Mulayam Singh Yadav was born to Murti Devi and Sughar Singh Yadav on 22 November 1939[citation needed] in Saifai village, Etawah district, Uttar Pradesh, India.[2]

Yadav had three degrees—B.A., B.T. and M.A. in political science from Karm Kshetra Post Graduate College in Etawah, A. K. College in Shikohabad, and B. R. College, Agra University respectively.[2]

Yadav had married twice. His first wife, Malti Devi, suffered complications while giving birth to their first child, Akhilesh Yadav. She was in a vegetative state until May 2003 when she died. Akhilesh went on to become the Chief Minister of Uttar Pradesh from 2012 to 2017.[3][4] Yadav had a relationship with Sadhana Gupta while still married to Malti Devi in the 1980s and the couple had a son named Prateek in 1988. Gupta was not well known until February 2007, when the relationship was admitted in India's Supreme Court.[5] Prateek Yadav manages the land-holdings of the Yadav family.[6]

Main Mulayam Singh Yadav, a film about his life, is scheduled for release in October 2020. Actor Amyth Sethi will play the title role in the movie which is directed by Suvendu Raj Ghosh and produced by Meena Sethi Mondal.[7]

Early political career

Groomed by leaders such as Ram Manohar Lohia and Raj Narain, Yadav was first elected as a Member of the Legislative Assembly in Legislative Assembly of Uttar Pradesh in 1967. Yadav served eight terms there.[citation needed] In 1975, during Indira Gandhi's imposition of the Emergency, Yadav was arrested and kept in custody for 19 months.[8] He first became a state minister in 1977. Later, in 1980, he became the president of the Lok Dal (People's Party) in Uttar Pradesh which became a part of the Janata Dal (People's Party) afterwards.[citation needed] In 1982, he was elected leader of the opposition in the Uttar Pradesh Legislative Council and held that post until 1985.[2] When the Lok Dal party split, Yadav launched the Krantikari Morcha party.[9]

Chief Minister

First term

Yadav first became Chief Minister of Uttar Pradesh in 1989.[2]

After the collapse of the V. P. Singh national government in November 1990, Yadav joined Chandra Shekhar's Janata Dal (Socialist) party and continued in office as chief minister with the support of the Indian National Congress (INC). His government fell when the INC withdrew their support in April 1991 in the aftermath of developments at the national level where it has earlier withdrawn its support for Chandra Shekhar's government. Mid-term elections to Uttar Pradesh assembly were held in mid-1991, in which Mulayam Singh's party lost power to the BJP.[citation needed]

Second term

In 1992, Yadav founded his own Samajwadi Party (Socialist Party).[2] In 1993, he allied with the Bahujan Samaj Party for the elections to Uttar Pradesh assembly due to be held in November 1993. The alliance between Samajwadi Party and Bahujan Samaj Party prevented the return of BJP to power in the state. Yadav became chief minister[2] of Uttar Pradesh with the support of Congress and Janata Dal. His stand on movement for demanding separate statehood for Uttarakhand was as much controversial as his stand on Ayodhya movement in 1990 was. There was a firing on Uttarakhand activists at Muzaffarnagar on 2 October 1994, something for which Uttarakhand activists held him responsible. He continued holding that post until his ally opted into another alliance in June 1998.

# Dataset content:
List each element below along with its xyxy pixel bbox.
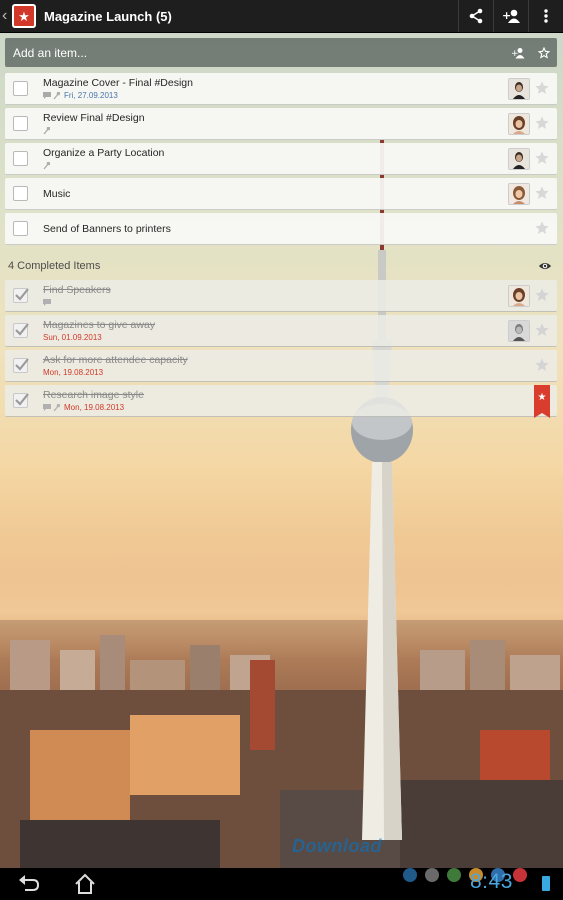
task-checkbox-checked[interactable] <box>13 393 29 408</box>
task-meta: Mon, 19.08.2013 <box>43 368 103 377</box>
task-list: Magazine Cover - Final #Design Fri, 27.0… <box>5 73 557 248</box>
star-icon[interactable] <box>534 80 550 96</box>
task-title: Magazine Cover - Final #Design <box>43 77 193 89</box>
star-outline-icon <box>538 46 550 59</box>
task-title: Music <box>43 188 71 200</box>
avatar[interactable] <box>508 113 530 135</box>
star-button[interactable] <box>531 38 557 67</box>
task-meta <box>43 126 50 135</box>
notification-dot[interactable] <box>447 868 461 882</box>
task-checkbox-checked[interactable] <box>13 358 29 373</box>
task-title: Find Speakers <box>43 284 111 296</box>
task-meta <box>43 298 51 307</box>
add-item-bar: + <box>5 37 557 68</box>
list-title: Magazine Launch (5) <box>44 8 172 24</box>
task-row[interactable]: Send of Banners to printers <box>5 213 557 245</box>
task-row[interactable]: Music <box>5 178 557 210</box>
notification-dot[interactable] <box>425 868 439 882</box>
task-title: Review Final #Design <box>43 112 145 124</box>
paperclip-icon <box>43 161 50 169</box>
system-clock[interactable]: 8:43 <box>470 870 513 894</box>
completed-task-row[interactable]: Research image style Mon, 19.08.2013 ★ <box>5 385 557 418</box>
completed-task-row[interactable]: Ask for more attendee capacity Mon, 19.0… <box>5 350 557 382</box>
back-icon[interactable] <box>17 872 41 896</box>
completed-task-row[interactable]: Magazines to give away Sun, 01.09.2013 <box>5 315 557 347</box>
share-icon <box>469 8 483 24</box>
task-checkbox[interactable] <box>13 221 28 236</box>
task-meta: Fri, 27.09.2013 <box>43 91 118 100</box>
notification-dot[interactable] <box>403 868 417 882</box>
due-date: Mon, 19.08.2013 <box>64 403 125 412</box>
star-logo-icon: ★ <box>18 8 30 24</box>
due-date: Fri, 27.09.2013 <box>64 91 118 100</box>
eye-icon[interactable] <box>538 259 552 273</box>
task-checkbox[interactable] <box>13 81 28 96</box>
starred-flag-icon[interactable]: ★ <box>534 385 550 418</box>
paperclip-icon <box>43 126 50 134</box>
completed-header[interactable]: 4 Completed Items <box>8 258 552 274</box>
app-logo[interactable]: ★ <box>12 4 36 28</box>
due-date: Sun, 01.09.2013 <box>43 333 102 342</box>
watermark-text: Download <box>292 836 382 856</box>
flag-star-icon: ★ <box>537 392 547 403</box>
star-icon[interactable] <box>534 185 550 201</box>
task-title: Research image style <box>43 389 144 401</box>
star-icon[interactable] <box>534 115 550 131</box>
add-person-button[interactable]: + <box>493 0 528 32</box>
task-checkbox[interactable] <box>13 151 28 166</box>
task-meta <box>43 161 50 170</box>
paperclip-icon <box>53 91 60 99</box>
task-checkbox[interactable] <box>13 116 28 131</box>
task-meta: Mon, 19.08.2013 <box>43 403 124 412</box>
avatar[interactable] <box>508 78 530 100</box>
star-icon[interactable] <box>534 322 550 338</box>
task-row[interactable]: Magazine Cover - Final #Design Fri, 27.0… <box>5 73 557 105</box>
avatar[interactable] <box>508 183 530 205</box>
checkmark-icon <box>15 323 29 336</box>
completed-task-list: Find Speakers Magazines to give away Sun… <box>5 280 557 420</box>
city-skyline <box>0 620 563 870</box>
task-row[interactable]: Organize a Party Location <box>5 143 557 175</box>
checkmark-icon <box>15 358 29 371</box>
notification-dot[interactable] <box>513 868 527 882</box>
note-icon <box>43 92 51 99</box>
completed-task-row[interactable]: Find Speakers <box>5 280 557 312</box>
battery-icon[interactable] <box>542 876 550 891</box>
completed-count-label: 4 Completed Items <box>8 260 101 272</box>
task-row[interactable]: Review Final #Design <box>5 108 557 140</box>
task-checkbox-checked[interactable] <box>13 288 29 303</box>
person-add-icon: + <box>511 47 525 59</box>
avatar[interactable] <box>508 148 530 170</box>
task-title: Organize a Party Location <box>43 147 165 159</box>
task-checkbox[interactable] <box>13 186 28 201</box>
due-date: Mon, 19.08.2013 <box>43 368 104 377</box>
star-icon[interactable] <box>534 220 550 236</box>
note-icon <box>43 299 51 306</box>
overflow-menu-button[interactable] <box>528 0 563 32</box>
share-button[interactable] <box>458 0 493 32</box>
chevron-left-icon[interactable]: ‹ <box>2 0 10 32</box>
home-icon[interactable] <box>73 872 97 896</box>
task-title: Magazines to give away <box>43 319 156 331</box>
svg-text:+: + <box>502 9 511 22</box>
note-icon <box>43 404 51 411</box>
task-checkbox-checked[interactable] <box>13 323 29 338</box>
checkmark-icon <box>15 393 29 406</box>
app-root: ‹ ★ Magazine Launch (5) + + <box>0 0 563 900</box>
overflow-menu-icon <box>544 9 548 23</box>
paperclip-icon <box>53 403 60 411</box>
assign-button[interactable]: + <box>505 38 531 67</box>
checkmark-icon <box>15 288 29 301</box>
add-item-input[interactable] <box>5 37 505 68</box>
star-icon[interactable] <box>534 150 550 166</box>
add-person-icon: + <box>502 9 520 23</box>
avatar[interactable] <box>508 320 530 342</box>
star-icon[interactable] <box>534 357 550 373</box>
avatar[interactable] <box>508 285 530 307</box>
action-bar: ‹ ★ Magazine Launch (5) + <box>0 0 563 32</box>
task-title: Send of Banners to printers <box>43 223 171 235</box>
task-title: Ask for more attendee capacity <box>43 354 188 366</box>
star-icon[interactable] <box>534 287 550 303</box>
task-meta: Sun, 01.09.2013 <box>43 333 102 342</box>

# Problems to solve:
**A)** Answer these questions using the biographical passage:
(i) In which village was Yadav born?
(ii) How long was Yadav kept in custody after his arrest in 1975?
(iii) What party did Yadav found in 1992?
**B)** In the biographical passage, rewrite the stretch from "Second term" through "in June 1998.", changing each occurrence of "Bahujan Samaj Party" to "BSP".

# Answers to the exercise:
**A)**
(i) Saifai
(ii) 19 months
(iii) The Samajwadi Party (Socialist Party)

**B)**
Second term

In 1992, Yadav founded his own Samajwadi Party (Socialist Party).[2] In 1993, he allied with the BSP for the elections to Uttar Pradesh assembly due to be held in November 1993. The alliance between Samajwadi Party and BSP prevented the return of BJP to power in the state. Yadav became chief minister[2] of Uttar Pradesh with the support of Congress and Janata Dal. His stand on movement for demanding separate statehood for Uttarakhand was as much controversial as his stand on Ayodhya movement in 1990 was. There was a firing on Uttarakhand activists at Muzaffarnagar on 2 October 1994, something for which Uttarakhand activists held him responsible. He continued holding that post until his ally opted into another alliance in June 1998.